__RECORDS FOR PROCESSING__:
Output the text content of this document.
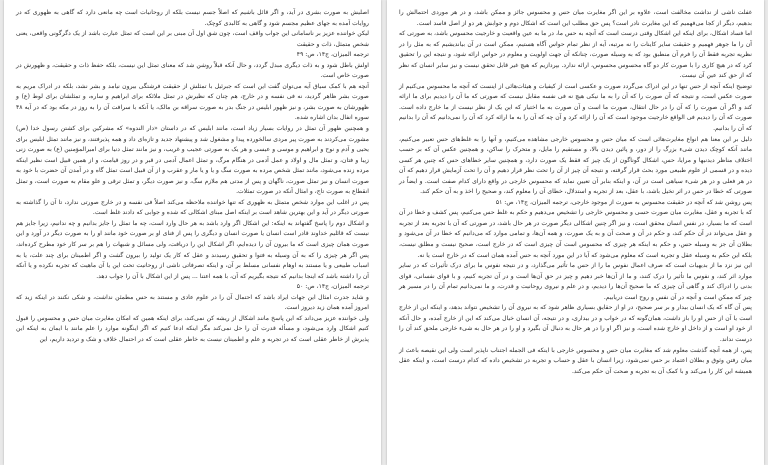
اصلیش به صورت بشری در آید، و اگر قائل باشیم که اصلاً جسم نیست بلکه از روحانیات است چه مانعی دارد که گاهی به ظهوری که در روایات آمده به جهای عظیم مجسم شود و گاهی به کالبدی کوچک.

لیکن خواننده عزیز بر ناسامانی این جواب واقف است، چون شق اول آن مبنی بر این است که تمثل عبارت باشد از یک دگرگونی واقعی، یعنی شخص متمثل، ذات و حقیقت

ترجمه المیزان، ج۱۴، ص: ۴۹

اولش باطل شود و به ذات دیگری مبدل گردد، و حال آنکه قبلاً روشن شد که معنای تمثل این نیست، بلکه حفظ ذات و حقیقت، و ظهورش در صورت خاص است.

آنچه هم با کمک سیاق آیه می‌توان گفت این است که جبرئیل با تمثلش از حقیقت فرشتگی بیرون نیامد و بشر نشد، بلکه در ادراک مریم به صورت بشر ظاهر گردید، نه فی نفسه و در خارج، هم چنان که نظیرش در تمثل ملائکه برای ابراهیم و ساره، و تمثلشان برای لوط (ع) و ظهورشان به صورت بشر، و نیز ظهور ابلیس در جنگ بدر به صورت سراقه بن مالک، یا آنکه با سرافت آن را به روز در مکه بود که در آیه ۴۸ سوره انفال بدان اشاره شده.

و همچنین ظهور آن تمثل در روایات بسیار زیاد است، مانند ابلیس که در داستان «دار الندوه» که مشرکین برای کشتن رسول خدا (ص) مشورت می‌کردند به صورت پیر مردی سالخورده پیدا و مشغول شد و پیشنهاد جدید و تازه‌ای داد و همه پذیرفتند، و نیز مانند تمثل ابلیس برای یحیی و آدم و نوح و ابراهیم و موسی و عیسی و هر یک به صورتی عجیب و غریب، و نیز مانند تمثل دنیا برای امیرالمؤمنین (ع) به صورت زنی زیبا و فتان، و تمثل مال و اولاد و عمل آدمی در هنگام مرگ، و تمثل اعمال آدمی در قبر و در روز قیامت، و از همین قبیل است نظیر اینکه مرده زنده می‌شود، مانند تمثل شخص مرده به صورت سگ و یا و یا مار و عقرب و از آن قبیل است تمثل گاه و در آمدن آن حضرت با خود به صورت انسان و نیز تمثل صورت، ناگهان و پس از مدتی هم ملازم سگ، و نیز صورت دیگر، و تمثل ترقی و علو مقام به صورت است، و تمثل انقطاع به صورت تاج، و امثال آنکه در صورت تمثلات.

پس در اغلب این موارد شخص متمثل به ظهوری که تنها خواننده ملاحظه می‌کند اصلاً فی نفسه و در خارج صورتی ندارد، تا آن را گذاشته به صورتی دیگر در آید و این بهترین شاهد است بر اینکه اصل مبنای اشکالی که شده و جوابی که دادند غلط است.

و اشکال دوم را پاسخ گفتهاند به اینکه: این اشکال اگر وارد باشد به هر حال وارد است، چه ما تمثل را جایز بدانیم و چه ندانیم، زیرا جایز هم نیست که قائلیم خداوند قادر است انسان یا صورت انسان و دیگری را پس از فنای او بر صورت خود مانند او را به صورت دیگر در آورد و این صورت همان چیزی است که ما بیرون آن را دیده‌ایم، اگر اشکال این را دریافت، ولی مسائل و شبهات را هم بر سر کار خود مطرح کرده‌اند، پس اگر هر چیزی را که به آن وسیله به فتوا و تحقیق رسیدند و عقل که کار یک تولید را بیرون گشت و اگر اطمینان برای چند علت، یا به اسباب طبیعی و یا مستند به اوهام نفسانی مسلط بر آن، و اینکه تصرفاتی ناشی از روحانیت تحت این یا آن ماهیت که تجربه نکرده و یا آنکه آن را داشته باشد که اینجا بدانیم که نتیجه بگیریم که آن، با همه اعتنا ... پس از این اشکال با آن را جواب دهد.

ترجمه المیزان، ج۱۴، ص: ۵۰

و شاید جدرت امثال این جهات ایراد باشد که احتمال آن را در علوم عادی و مستند به حس مطمئن نداشت، و شکی نکنند در اینکه زید که امروز آمده همان زید دیروز است.

ولی خواننده عزیز می‌داند که این پاسخ مانند اشکال از ریشه کن نمی‌کند، برای اینکه همین که امکان مغایرت میان حس و محسوس را قبول کنیم اشکال وارد می‌شود، و مسأله قدرت آن را حل نمی‌کند مگر اینکه ادعا کنیم که اگر اینگونه موارد را علم مانند با ایمان به اینکه این پذیرش از خاطر عقلی است که در تجربه و علم و اطمینان نیست به خاطر عقلی است که در احتمال خلاف و شک و تردید داریم، این

غفلت ناشی از نداشت مخالفت است، علاوه بر این اگر مغایرت میان حس و محسوس جائز و ممکن باشد، و در هر موردی احتمالش را بدهیم، دیگر از کجا می‌فهمیم که این مغایرت نادر است؟ پس حق مطلب این است که اشکال دوم و جوابش هر دو از اصل فاسد است.

اما فساد اشکال، برای اینکه این اشکال وقتی درست است که آنچه به حس ما، در ما به عین واقعیت و خارجیت محسوس باشد، به صورتی که آن را ما جوهر فهمیم و حقیقت سایر کاینات را نه مرتبه، آیه از نظر تمام حواس آگاه هستیم، ممکن است در آن بیاندیشیم که به مثل را در نظریه تجربه فقط آن را فرم آن منطبق بود که به وسیله صورت، چنانکه آن جهت اولویت و معلوم در حواس ارائه شود، و نتیجه این را تحقیق کرد که در هیچ کاری را با صورت کار دو گاه محسوس محسوس، ارائه ندارد. بپردازیم که هیچ غیر قابل تحقق نیست و نیز سایر انسان که نظر که از حق کند عین آن نیست.

توضیح اینکه آنچه از حس تنها در این ادراک می‌گردد صورت و عکسی است از کیفیات و هیئات‌هائی از اینست که آنچه ما محسوس می‌کنیم از صورت عکس است، و نتیجه که آن صورت را که آن را به ما نیکی هیچ نه فی نفسه مقابل نیست که صورتی که ما آن را دیدیم برای ما ارائه کند و اگر آن صورت را که آن را در حال انتقال، صورت ما است و آن صورت به ما اختیار که این یک از نظر نیست از ما خارج داده است. صورت که آن را دیدیم فی الواقع خارجیت موجود است که آن را ارائه کرد و آن چه که آن را به ما ارائه کرد که آن را نمی‌دانیم که آن را بدانیم که آن را بدانیم.

دلیل بر این معنا هم انواع مغایرت‌هائی است که میان حس و محسوس خارجی مشاهده می‌کنیم، و آنها را به غلط‌های حس تعبیر می‌کنیم، مانند آنکه کوچک دیدن شیء بزرگ را از دور، و پائین دیدن بالا، و مستقیم را مایل، و متحرک را ساکن، و همچنین عکس آن که بر حسب اختلاف مناظر دیدنیها و مرایا، حس، اشکال گوناگون از یک چیز که فقط یک صورت دارد، و همچنین سایر خطاهای حس که چنین هر کسی دیده و در قسمی از علوم طبیعی مورد بحث قرار گرفته، و نتیجه آن چیز از آن را تحت نظر قرار دهیم و آن را تحت آزمایش قرار دهیم که آن در هر فعلی و در هر شیء سیاهی است در آن، و اینکه بنابر آن تعیین نماید که محسوس خارجی در واقع دارای کدام صفت است. و ایضاً در صورتی که خطا در حس در اثر تخیل باشد، با عقل، بعد از تجربه و استدلال، خطای آن را معلوم کند، و صحیح را اخذ و به آن حکم کند.

پس روشن شد که آنچه در حقیقت محسوس به صورت از موجود خارجی، ترجمه المیزان، ج۱۴، ص: ۵۱

که با تجربه و عقل، مغایرت میان صورت حسی و محسوس خارجی را تشخیص می‌دهیم و حکم به غلط حس می‌کنیم، پس کشف و خطا در آن است که ما بسیار، در نفس انسان محقق است، و نیز اگر چنین اشکالی دیگر صورت در هر حال باشد، در صورتی که آن با تجربه بعد از تجربه و عقل می‌تواند در آن حکم کند، و حکم در آن و صحت آن و به یک صورت، و همه آن‌ها، و تمامی موارد که می‌دانیم که خطا در آن می‌شود و بطلان آن جز به وسیله حس، و حکم به اینکه هر چیزی که محسوس است آن چیزی است که در خارج است، صحیح نیست و مطلق نیست، بلکه این حکم به وسیله عقل و تجربه است که معلوم می‌شود که آیا در این مورد آنچه به حس آمده همان است که در خارج است یا نه.

این نیز نزد ما از بدیهیات است که صرف اعمال نفوس ما را از حس ما تأثیر می‌گذارد، و در نتیجه نفوس ما برای درک تأثیرات که در سایر موارد اثر کند، و نفوس ما تأثیر را درک کنند، و ما از آن‌ها خبر دهیم و چیز در حق آن‌ها است و در آن تجربه کنیم، و با قوای نفسانی، قوای بدنی را ادراک کند و گاهی آن چیزی که ما صحیح آن‌ها را دیدیم، و در علم و نیروی روحانیت و قدرت، و ما نمی‌دانیم تمام آن را در مسیر هر چیز که ممکن است و آنچه در آن نفس و روح است دریابیم.

پس آن گاه که یک انسان بیدار و بر سر صحیح، در او از حقایق بسیاری ظاهر شود که به نیروی آن را تشخیص نتواند بدهد، و اینکه این از خارج است یا آن از حس او را باز داشت، همان‌گونه که در خواب و در بیداری، و در نتیجه، آن انسان خیال می‌کند که این از خارج آمده، و حال آنکه از خود او است و از داخل او خارج شده است، و نیز اگر او را در هر حال به دنبال آن بگیرد و او را در هر حال به شیء خارجی ملحق کند آن را درست نداند.

پس، از همه آنچه گذشت معلوم شد که مغایرت میان حس و محسوس خارجی با اینکه فی الجمله اجتناب ناپذیر است ولی این نقیصه باعث از میان رفتن وثوق و بطلان اعتماد بر حس نمی‌شود، زیرا انسان با عقل و حساب و تجربه در تشخیص داده که کدام درست است، و اینکه عقل همیشه این کار را می‌کند و با کمک آن به تجربه و صحت آن حکم می‌کند.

__WHAT THE EXERCISE ASKS__:
Across the preceding material, how many lines contain the word "روشن"? State the number alone.

__FULL SOLUTION__:
2